> [AVAILABLE DATA]

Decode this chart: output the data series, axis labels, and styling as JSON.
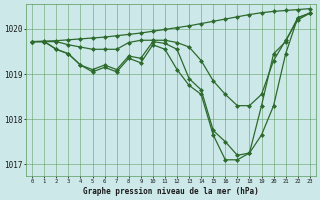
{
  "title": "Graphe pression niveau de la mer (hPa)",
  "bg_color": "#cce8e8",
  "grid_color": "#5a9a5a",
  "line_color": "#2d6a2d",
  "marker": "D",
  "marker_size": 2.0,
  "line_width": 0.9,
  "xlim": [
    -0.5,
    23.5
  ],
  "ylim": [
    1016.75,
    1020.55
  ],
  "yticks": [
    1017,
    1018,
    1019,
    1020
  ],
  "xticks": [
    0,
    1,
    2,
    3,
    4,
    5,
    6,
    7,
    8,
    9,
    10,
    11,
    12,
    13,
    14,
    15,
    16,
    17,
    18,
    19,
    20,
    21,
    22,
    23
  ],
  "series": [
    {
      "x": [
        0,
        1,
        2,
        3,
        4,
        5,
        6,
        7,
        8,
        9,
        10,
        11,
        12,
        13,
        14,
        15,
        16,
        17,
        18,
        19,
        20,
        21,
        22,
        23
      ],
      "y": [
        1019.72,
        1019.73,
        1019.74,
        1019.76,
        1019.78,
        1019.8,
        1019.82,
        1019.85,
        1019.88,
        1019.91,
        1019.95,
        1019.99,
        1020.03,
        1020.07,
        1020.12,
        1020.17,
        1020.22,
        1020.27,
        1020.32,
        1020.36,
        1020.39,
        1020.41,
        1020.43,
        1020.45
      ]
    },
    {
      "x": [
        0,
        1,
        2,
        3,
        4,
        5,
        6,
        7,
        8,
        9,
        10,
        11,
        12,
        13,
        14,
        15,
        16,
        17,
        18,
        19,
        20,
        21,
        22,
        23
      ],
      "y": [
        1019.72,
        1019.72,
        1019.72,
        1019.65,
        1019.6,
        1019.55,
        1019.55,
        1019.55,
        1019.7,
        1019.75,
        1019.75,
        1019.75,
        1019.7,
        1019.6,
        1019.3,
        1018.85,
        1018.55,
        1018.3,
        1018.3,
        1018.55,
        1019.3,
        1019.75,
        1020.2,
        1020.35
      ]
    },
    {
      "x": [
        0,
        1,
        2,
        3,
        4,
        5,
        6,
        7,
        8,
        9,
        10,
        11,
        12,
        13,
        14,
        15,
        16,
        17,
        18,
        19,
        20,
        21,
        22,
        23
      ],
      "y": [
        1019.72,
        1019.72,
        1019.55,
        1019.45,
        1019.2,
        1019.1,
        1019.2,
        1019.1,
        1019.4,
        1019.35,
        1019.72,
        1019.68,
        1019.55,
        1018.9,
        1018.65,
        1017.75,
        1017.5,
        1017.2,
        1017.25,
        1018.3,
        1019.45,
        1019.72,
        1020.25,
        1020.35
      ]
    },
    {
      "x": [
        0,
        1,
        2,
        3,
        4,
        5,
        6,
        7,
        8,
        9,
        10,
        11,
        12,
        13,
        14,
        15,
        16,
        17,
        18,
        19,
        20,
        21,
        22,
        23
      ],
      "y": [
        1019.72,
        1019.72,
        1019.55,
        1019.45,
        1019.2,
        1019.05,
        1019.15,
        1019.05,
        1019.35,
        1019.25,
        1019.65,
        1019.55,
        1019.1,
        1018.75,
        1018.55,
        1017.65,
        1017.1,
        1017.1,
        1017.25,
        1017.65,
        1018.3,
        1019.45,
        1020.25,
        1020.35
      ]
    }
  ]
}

> [PROBLEM TO SOLVE]
Each line of the material must be retyped exactly, except that images are omitted.

> [WRITTEN ANSWER]
Decode this chart: output the data series, axis labels, and styling as JSON.
{
  "title": "Graphe pression niveau de la mer (hPa)",
  "bg_color": "#cce8e8",
  "grid_color": "#5a9a5a",
  "line_color": "#2d6a2d",
  "marker": "D",
  "marker_size": 2.0,
  "line_width": 0.9,
  "xlim": [
    -0.5,
    23.5
  ],
  "ylim": [
    1016.75,
    1020.55
  ],
  "yticks": [
    1017,
    1018,
    1019,
    1020
  ],
  "xticks": [
    0,
    1,
    2,
    3,
    4,
    5,
    6,
    7,
    8,
    9,
    10,
    11,
    12,
    13,
    14,
    15,
    16,
    17,
    18,
    19,
    20,
    21,
    22,
    23
  ],
  "series": [
    {
      "x": [
        0,
        1,
        2,
        3,
        4,
        5,
        6,
        7,
        8,
        9,
        10,
        11,
        12,
        13,
        14,
        15,
        16,
        17,
        18,
        19,
        20,
        21,
        22,
        23
      ],
      "y": [
        1019.72,
        1019.73,
        1019.74,
        1019.76,
        1019.78,
        1019.8,
        1019.82,
        1019.85,
        1019.88,
        1019.91,
        1019.95,
        1019.99,
        1020.03,
        1020.07,
        1020.12,
        1020.17,
        1020.22,
        1020.27,
        1020.32,
        1020.36,
        1020.39,
        1020.41,
        1020.43,
        1020.45
      ]
    },
    {
      "x": [
        0,
        1,
        2,
        3,
        4,
        5,
        6,
        7,
        8,
        9,
        10,
        11,
        12,
        13,
        14,
        15,
        16,
        17,
        18,
        19,
        20,
        21,
        22,
        23
      ],
      "y": [
        1019.72,
        1019.72,
        1019.72,
        1019.65,
        1019.6,
        1019.55,
        1019.55,
        1019.55,
        1019.7,
        1019.75,
        1019.75,
        1019.75,
        1019.7,
        1019.6,
        1019.3,
        1018.85,
        1018.55,
        1018.3,
        1018.3,
        1018.55,
        1019.3,
        1019.75,
        1020.2,
        1020.35
      ]
    },
    {
      "x": [
        0,
        1,
        2,
        3,
        4,
        5,
        6,
        7,
        8,
        9,
        10,
        11,
        12,
        13,
        14,
        15,
        16,
        17,
        18,
        19,
        20,
        21,
        22,
        23
      ],
      "y": [
        1019.72,
        1019.72,
        1019.55,
        1019.45,
        1019.2,
        1019.1,
        1019.2,
        1019.1,
        1019.4,
        1019.35,
        1019.72,
        1019.68,
        1019.55,
        1018.9,
        1018.65,
        1017.75,
        1017.5,
        1017.2,
        1017.25,
        1018.3,
        1019.45,
        1019.72,
        1020.25,
        1020.35
      ]
    },
    {
      "x": [
        0,
        1,
        2,
        3,
        4,
        5,
        6,
        7,
        8,
        9,
        10,
        11,
        12,
        13,
        14,
        15,
        16,
        17,
        18,
        19,
        20,
        21,
        22,
        23
      ],
      "y": [
        1019.72,
        1019.72,
        1019.55,
        1019.45,
        1019.2,
        1019.05,
        1019.15,
        1019.05,
        1019.35,
        1019.25,
        1019.65,
        1019.55,
        1019.1,
        1018.75,
        1018.55,
        1017.65,
        1017.1,
        1017.1,
        1017.25,
        1017.65,
        1018.3,
        1019.45,
        1020.25,
        1020.35
      ]
    }
  ]
}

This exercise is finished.